What this task involves.
Please give the data below again in full, exactly as it stands.

(Extracted data entries)
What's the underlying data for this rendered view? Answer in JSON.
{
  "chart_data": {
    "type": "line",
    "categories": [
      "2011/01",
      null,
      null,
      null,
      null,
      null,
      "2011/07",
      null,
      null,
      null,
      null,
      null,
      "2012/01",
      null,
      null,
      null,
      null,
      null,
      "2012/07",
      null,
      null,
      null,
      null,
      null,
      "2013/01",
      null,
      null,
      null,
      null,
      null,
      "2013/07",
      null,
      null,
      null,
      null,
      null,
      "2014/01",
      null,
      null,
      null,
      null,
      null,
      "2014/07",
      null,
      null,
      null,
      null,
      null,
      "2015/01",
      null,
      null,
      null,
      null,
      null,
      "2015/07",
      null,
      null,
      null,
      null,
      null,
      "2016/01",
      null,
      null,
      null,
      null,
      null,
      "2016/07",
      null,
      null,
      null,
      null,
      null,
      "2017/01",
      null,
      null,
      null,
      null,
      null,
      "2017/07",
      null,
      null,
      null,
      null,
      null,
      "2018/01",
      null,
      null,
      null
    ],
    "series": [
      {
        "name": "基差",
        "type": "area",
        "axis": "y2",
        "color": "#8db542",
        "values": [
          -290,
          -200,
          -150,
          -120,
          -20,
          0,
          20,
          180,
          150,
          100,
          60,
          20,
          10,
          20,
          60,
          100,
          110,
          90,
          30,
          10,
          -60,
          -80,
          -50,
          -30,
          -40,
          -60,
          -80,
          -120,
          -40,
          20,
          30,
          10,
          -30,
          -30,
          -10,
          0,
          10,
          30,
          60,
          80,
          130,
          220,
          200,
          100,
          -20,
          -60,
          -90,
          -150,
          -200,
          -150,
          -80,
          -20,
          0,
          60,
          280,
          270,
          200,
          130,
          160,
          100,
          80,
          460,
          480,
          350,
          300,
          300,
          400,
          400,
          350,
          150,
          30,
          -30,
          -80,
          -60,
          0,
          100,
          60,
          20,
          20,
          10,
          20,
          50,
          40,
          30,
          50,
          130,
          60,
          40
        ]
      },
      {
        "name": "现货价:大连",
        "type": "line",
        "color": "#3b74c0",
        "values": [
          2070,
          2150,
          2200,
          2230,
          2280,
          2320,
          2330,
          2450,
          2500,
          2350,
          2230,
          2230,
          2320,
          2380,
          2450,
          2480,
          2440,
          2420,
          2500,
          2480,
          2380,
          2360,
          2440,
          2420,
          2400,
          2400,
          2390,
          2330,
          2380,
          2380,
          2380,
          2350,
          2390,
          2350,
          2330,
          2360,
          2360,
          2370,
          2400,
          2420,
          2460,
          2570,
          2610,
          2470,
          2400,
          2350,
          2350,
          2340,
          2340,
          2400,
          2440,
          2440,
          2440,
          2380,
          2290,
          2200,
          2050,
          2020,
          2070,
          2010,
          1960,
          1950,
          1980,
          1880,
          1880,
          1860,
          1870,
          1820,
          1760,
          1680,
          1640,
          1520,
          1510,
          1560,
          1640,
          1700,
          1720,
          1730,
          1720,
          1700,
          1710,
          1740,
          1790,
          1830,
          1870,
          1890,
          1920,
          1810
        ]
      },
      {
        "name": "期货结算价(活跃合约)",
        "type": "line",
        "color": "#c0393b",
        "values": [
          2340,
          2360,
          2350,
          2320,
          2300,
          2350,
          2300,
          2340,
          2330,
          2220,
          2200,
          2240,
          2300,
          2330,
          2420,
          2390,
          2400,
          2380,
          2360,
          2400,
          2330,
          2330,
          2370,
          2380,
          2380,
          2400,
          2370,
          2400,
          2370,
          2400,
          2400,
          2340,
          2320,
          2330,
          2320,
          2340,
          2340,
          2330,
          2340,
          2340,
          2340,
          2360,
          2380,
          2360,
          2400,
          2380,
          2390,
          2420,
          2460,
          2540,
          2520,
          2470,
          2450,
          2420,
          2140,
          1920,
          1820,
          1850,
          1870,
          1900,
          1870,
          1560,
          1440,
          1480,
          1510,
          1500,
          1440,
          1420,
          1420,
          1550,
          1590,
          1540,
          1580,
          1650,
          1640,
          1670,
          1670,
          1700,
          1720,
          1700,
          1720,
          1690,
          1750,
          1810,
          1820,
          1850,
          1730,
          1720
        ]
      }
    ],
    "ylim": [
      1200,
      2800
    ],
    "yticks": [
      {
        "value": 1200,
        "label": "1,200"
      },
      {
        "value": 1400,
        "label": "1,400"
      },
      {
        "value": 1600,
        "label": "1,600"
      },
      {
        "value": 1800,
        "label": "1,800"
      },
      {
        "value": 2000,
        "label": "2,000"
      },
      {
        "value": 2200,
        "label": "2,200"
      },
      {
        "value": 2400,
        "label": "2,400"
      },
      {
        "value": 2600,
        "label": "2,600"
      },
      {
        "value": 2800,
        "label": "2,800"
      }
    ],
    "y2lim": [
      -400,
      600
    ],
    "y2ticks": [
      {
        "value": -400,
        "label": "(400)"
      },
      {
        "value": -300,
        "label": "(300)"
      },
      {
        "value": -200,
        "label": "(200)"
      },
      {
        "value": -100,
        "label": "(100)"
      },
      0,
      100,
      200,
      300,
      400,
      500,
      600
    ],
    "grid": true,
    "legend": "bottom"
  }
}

Solution.
What's the underlying data for this rendered view? Answer in JSON.
{
  "chart_data": {
    "type": "line",
    "categories": [
      "2011/01",
      null,
      null,
      null,
      null,
      null,
      "2011/07",
      null,
      null,
      null,
      null,
      null,
      "2012/01",
      null,
      null,
      null,
      null,
      null,
      "2012/07",
      null,
      null,
      null,
      null,
      null,
      "2013/01",
      null,
      null,
      null,
      null,
      null,
      "2013/07",
      null,
      null,
      null,
      null,
      null,
      "2014/01",
      null,
      null,
      null,
      null,
      null,
      "2014/07",
      null,
      null,
      null,
      null,
      null,
      "2015/01",
      null,
      null,
      null,
      null,
      null,
      "2015/07",
      null,
      null,
      null,
      null,
      null,
      "2016/01",
      null,
      null,
      null,
      null,
      null,
      "2016/07",
      null,
      null,
      null,
      null,
      null,
      "2017/01",
      null,
      null,
      null,
      null,
      null,
      "2017/07",
      null,
      null,
      null,
      null,
      null,
      "2018/01",
      null,
      null,
      null
    ],
    "series": [
      {
        "name": "基差",
        "type": "area",
        "axis": "y2",
        "color": "#8db542",
        "values": [
          -290,
          -200,
          -150,
          -120,
          -20,
          0,
          20,
          180,
          150,
          100,
          60,
          20,
          10,
          20,
          60,
          100,
          110,
          90,
          30,
          10,
          -60,
          -80,
          -50,
          -30,
          -40,
          -60,
          -80,
          -120,
          -40,
          20,
          30,
          10,
          -30,
          -30,
          -10,
          0,
          10,
          30,
          60,
          80,
          130,
          220,
          200,
          100,
          -20,
          -60,
          -90,
          -150,
          -200,
          -150,
          -80,
          -20,
          0,
          60,
          280,
          270,
          200,
          130,
          160,
          100,
          80,
          460,
          480,
          350,
          300,
          300,
          400,
          400,
          350,
          150,
          30,
          -30,
          -80,
          -60,
          0,
          100,
          60,
          20,
          20,
          10,
          20,
          50,
          40,
          30,
          50,
          130,
          60,
          40
        ]
      },
      {
        "name": "现货价:大连",
        "type": "line",
        "color": "#3b74c0",
        "values": [
          2070,
          2150,
          2200,
          2230,
          2280,
          2320,
          2330,
          2450,
          2500,
          2350,
          2230,
          2230,
          2320,
          2380,
          2450,
          2480,
          2440,
          2420,
          2500,
          2480,
          2380,
          2360,
          2440,
          2420,
          2400,
          2400,
          2390,
          2330,
          2380,
          2380,
          2380,
          2350,
          2390,
          2350,
          2330,
          2360,
          2360,
          2370,
          2400,
          2420,
          2460,
          2570,
          2610,
          2470,
          2400,
          2350,
          2350,
          2340,
          2340,
          2400,
          2440,
          2440,
          2440,
          2380,
          2290,
          2200,
          2050,
          2020,
          2070,
          2010,
          1960,
          1950,
          1980,
          1880,
          1880,
          1860,
          1870,
          1820,
          1760,
          1680,
          1640,
          1520,
          1510,
          1560,
          1640,
          1700,
          1720,
          1730,
          1720,
          1700,
          1710,
          1740,
          1790,
          1830,
          1870,
          1890,
          1920,
          1810
        ]
      },
      {
        "name": "期货结算价(活跃合约)",
        "type": "line",
        "color": "#c0393b",
        "values": [
          2340,
          2360,
          2350,
          2320,
          2300,
          2350,
          2300,
          2340,
          2330,
          2220,
          2200,
          2240,
          2300,
          2330,
          2420,
          2390,
          2400,
          2380,
          2360,
          2400,
          2330,
          2330,
          2370,
          2380,
          2380,
          2400,
          2370,
          2400,
          2370,
          2400,
          2400,
          2340,
          2320,
          2330,
          2320,
          2340,
          2340,
          2330,
          2340,
          2340,
          2340,
          2360,
          2380,
          2360,
          2400,
          2380,
          2390,
          2420,
          2460,
          2540,
          2520,
          2470,
          2450,
          2420,
          2140,
          1920,
          1820,
          1850,
          1870,
          1900,
          1870,
          1560,
          1440,
          1480,
          1510,
          1500,
          1440,
          1420,
          1420,
          1550,
          1590,
          1540,
          1580,
          1650,
          1640,
          1670,
          1670,
          1700,
          1720,
          1700,
          1720,
          1690,
          1750,
          1810,
          1820,
          1850,
          1730,
          1720
        ]
      }
    ],
    "ylim": [
      1200,
      2800
    ],
    "yticks": [
      {
        "value": 1200,
        "label": "1,200"
      },
      {
        "value": 1400,
        "label": "1,400"
      },
      {
        "value": 1600,
        "label": "1,600"
      },
      {
        "value": 1800,
        "label": "1,800"
      },
      {
        "value": 2000,
        "label": "2,000"
      },
      {
        "value": 2200,
        "label": "2,200"
      },
      {
        "value": 2400,
        "label": "2,400"
      },
      {
        "value": 2600,
        "label": "2,600"
      },
      {
        "value": 2800,
        "label": "2,800"
      }
    ],
    "y2lim": [
      -400,
      600
    ],
    "y2ticks": [
      {
        "value": -400,
        "label": "(400)"
      },
      {
        "value": -300,
        "label": "(300)"
      },
      {
        "value": -200,
        "label": "(200)"
      },
      {
        "value": -100,
        "label": "(100)"
      },
      0,
      100,
      200,
      300,
      400,
      500,
      600
    ],
    "grid": true,
    "legend": "bottom"
  }
}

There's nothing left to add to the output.